EXERCISE BRIEF: Take every line from the listing below that contains "object".

^^^^

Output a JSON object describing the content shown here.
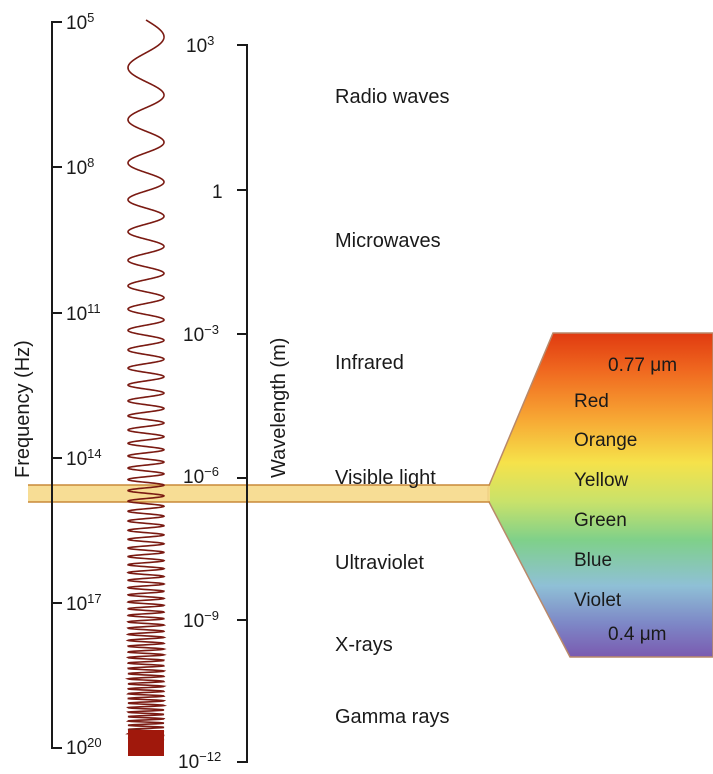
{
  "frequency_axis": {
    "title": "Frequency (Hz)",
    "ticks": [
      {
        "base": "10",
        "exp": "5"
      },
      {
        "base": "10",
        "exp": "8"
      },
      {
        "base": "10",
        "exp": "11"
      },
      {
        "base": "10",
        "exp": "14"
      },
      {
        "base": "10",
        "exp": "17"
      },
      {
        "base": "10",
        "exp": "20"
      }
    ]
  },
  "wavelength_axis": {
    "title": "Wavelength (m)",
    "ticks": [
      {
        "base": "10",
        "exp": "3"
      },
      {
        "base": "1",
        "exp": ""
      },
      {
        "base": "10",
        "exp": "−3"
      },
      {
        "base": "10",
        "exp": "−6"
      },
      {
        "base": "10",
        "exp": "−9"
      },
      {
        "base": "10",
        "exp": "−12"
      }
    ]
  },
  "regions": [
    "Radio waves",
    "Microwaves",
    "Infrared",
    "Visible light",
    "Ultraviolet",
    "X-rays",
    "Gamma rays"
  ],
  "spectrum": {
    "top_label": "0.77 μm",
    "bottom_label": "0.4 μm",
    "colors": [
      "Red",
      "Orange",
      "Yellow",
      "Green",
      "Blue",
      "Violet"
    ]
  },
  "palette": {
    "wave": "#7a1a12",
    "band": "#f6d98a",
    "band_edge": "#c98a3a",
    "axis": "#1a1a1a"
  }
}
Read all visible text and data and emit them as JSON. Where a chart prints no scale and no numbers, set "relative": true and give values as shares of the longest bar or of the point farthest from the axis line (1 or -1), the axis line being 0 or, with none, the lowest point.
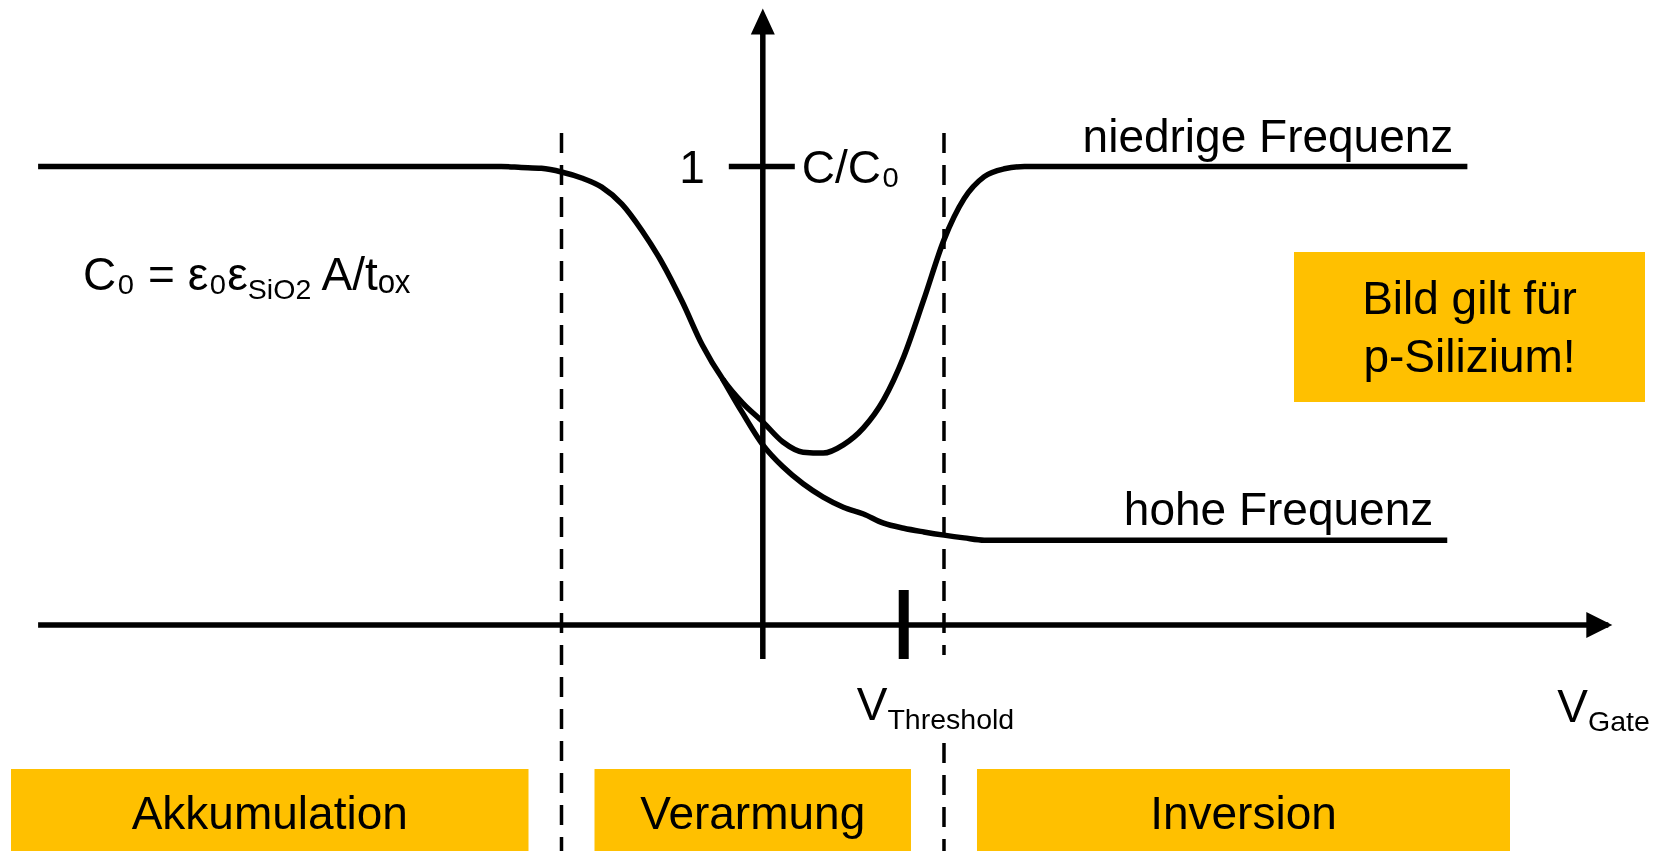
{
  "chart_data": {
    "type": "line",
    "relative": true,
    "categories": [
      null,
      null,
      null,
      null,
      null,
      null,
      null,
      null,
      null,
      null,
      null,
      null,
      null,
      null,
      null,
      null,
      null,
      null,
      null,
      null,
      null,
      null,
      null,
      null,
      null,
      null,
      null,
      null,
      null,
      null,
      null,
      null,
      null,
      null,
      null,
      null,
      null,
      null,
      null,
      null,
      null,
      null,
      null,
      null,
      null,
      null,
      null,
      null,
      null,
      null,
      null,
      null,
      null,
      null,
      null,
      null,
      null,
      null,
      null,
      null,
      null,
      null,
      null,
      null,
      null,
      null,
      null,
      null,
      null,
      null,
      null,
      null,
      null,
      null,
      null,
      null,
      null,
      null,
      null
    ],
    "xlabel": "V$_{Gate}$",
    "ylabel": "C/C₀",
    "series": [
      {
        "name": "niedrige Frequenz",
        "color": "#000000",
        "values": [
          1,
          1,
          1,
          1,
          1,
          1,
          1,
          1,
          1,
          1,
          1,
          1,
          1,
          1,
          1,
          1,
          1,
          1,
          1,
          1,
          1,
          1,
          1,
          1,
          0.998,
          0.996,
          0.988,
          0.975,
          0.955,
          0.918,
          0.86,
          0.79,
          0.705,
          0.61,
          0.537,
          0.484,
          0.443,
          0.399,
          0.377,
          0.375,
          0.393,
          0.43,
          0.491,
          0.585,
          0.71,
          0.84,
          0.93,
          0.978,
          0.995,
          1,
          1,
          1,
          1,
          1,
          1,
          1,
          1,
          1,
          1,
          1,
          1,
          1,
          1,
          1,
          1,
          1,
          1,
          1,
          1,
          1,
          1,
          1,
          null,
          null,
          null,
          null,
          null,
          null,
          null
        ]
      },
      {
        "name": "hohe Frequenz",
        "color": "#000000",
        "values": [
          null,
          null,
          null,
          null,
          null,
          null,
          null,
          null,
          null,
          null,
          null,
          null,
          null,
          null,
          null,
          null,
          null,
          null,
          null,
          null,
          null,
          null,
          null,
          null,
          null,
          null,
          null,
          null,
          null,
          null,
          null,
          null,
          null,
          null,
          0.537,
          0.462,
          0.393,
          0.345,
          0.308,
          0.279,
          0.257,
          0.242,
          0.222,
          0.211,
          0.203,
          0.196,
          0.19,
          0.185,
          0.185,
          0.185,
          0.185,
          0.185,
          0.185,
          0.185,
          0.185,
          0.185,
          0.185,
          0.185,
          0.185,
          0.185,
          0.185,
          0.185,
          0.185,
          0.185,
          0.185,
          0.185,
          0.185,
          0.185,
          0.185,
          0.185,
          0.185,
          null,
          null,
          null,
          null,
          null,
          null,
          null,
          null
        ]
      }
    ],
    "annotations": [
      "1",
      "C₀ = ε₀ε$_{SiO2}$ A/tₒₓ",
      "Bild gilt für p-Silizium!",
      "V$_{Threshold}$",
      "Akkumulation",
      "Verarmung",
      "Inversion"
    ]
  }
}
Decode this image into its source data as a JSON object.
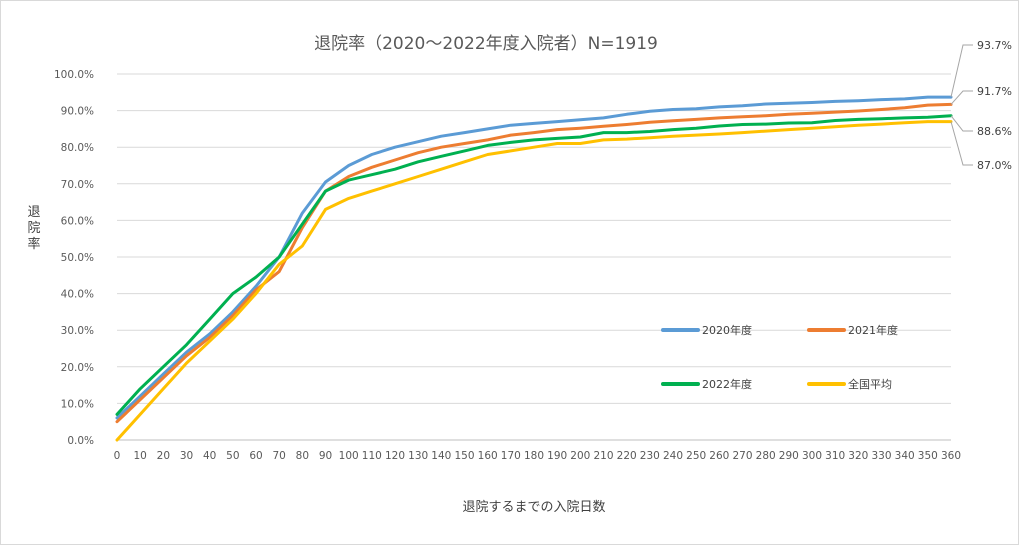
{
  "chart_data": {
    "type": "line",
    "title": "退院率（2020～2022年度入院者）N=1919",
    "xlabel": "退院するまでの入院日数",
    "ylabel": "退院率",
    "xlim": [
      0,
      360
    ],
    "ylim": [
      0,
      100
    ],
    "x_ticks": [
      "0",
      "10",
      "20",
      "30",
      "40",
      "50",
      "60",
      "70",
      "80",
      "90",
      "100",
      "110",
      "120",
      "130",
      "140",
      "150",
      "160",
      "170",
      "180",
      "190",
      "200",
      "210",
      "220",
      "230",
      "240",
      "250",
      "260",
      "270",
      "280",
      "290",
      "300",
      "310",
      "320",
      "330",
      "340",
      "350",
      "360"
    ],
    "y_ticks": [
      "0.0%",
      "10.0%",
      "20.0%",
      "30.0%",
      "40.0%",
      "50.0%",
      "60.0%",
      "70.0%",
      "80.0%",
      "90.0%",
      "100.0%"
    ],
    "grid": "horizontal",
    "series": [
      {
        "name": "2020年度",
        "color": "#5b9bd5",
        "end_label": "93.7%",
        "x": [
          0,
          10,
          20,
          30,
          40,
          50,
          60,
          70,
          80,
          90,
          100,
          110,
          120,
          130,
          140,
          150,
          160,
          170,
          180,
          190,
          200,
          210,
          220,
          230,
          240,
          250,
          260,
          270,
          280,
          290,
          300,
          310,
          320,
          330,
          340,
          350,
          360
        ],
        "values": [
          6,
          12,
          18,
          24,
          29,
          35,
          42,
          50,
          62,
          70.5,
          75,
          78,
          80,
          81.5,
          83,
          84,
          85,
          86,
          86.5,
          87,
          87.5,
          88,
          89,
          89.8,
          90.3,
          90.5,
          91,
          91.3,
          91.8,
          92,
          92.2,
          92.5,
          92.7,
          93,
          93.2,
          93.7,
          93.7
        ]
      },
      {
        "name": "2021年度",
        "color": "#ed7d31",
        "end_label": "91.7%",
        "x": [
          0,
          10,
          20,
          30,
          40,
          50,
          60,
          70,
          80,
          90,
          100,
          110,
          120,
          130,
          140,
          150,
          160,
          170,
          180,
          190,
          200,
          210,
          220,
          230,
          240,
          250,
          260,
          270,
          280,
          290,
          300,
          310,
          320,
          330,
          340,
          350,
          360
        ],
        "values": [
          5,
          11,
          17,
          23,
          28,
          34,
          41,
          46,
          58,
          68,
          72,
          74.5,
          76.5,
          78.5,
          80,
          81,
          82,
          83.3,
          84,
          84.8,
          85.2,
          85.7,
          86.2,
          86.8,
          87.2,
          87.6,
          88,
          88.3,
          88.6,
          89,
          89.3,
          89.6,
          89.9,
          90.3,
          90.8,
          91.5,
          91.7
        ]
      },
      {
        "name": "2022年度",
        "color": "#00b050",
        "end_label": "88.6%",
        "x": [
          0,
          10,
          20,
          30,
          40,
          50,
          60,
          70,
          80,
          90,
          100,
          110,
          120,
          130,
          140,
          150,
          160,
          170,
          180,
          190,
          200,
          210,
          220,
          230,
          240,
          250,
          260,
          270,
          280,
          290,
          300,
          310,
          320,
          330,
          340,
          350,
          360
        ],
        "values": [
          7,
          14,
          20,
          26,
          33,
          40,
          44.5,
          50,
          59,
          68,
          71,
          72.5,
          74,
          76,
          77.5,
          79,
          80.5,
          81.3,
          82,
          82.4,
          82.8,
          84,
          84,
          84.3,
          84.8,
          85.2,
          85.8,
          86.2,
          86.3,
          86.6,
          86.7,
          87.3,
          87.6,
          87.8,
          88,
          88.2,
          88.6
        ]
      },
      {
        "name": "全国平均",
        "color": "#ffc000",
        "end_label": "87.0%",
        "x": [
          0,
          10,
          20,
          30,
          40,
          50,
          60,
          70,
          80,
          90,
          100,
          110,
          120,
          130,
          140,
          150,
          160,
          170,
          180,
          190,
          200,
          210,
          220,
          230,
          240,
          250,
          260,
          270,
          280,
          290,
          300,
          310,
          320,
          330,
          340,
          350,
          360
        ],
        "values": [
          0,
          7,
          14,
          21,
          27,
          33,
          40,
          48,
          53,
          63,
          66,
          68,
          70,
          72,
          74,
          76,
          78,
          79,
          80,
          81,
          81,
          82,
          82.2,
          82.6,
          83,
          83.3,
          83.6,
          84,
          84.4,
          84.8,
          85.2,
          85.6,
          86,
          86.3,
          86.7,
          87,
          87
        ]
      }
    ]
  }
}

^^^^

EXERCISE OUTPUT:
Output a JSON object describing the content shown here.
Decode this image into its source data as a JSON object.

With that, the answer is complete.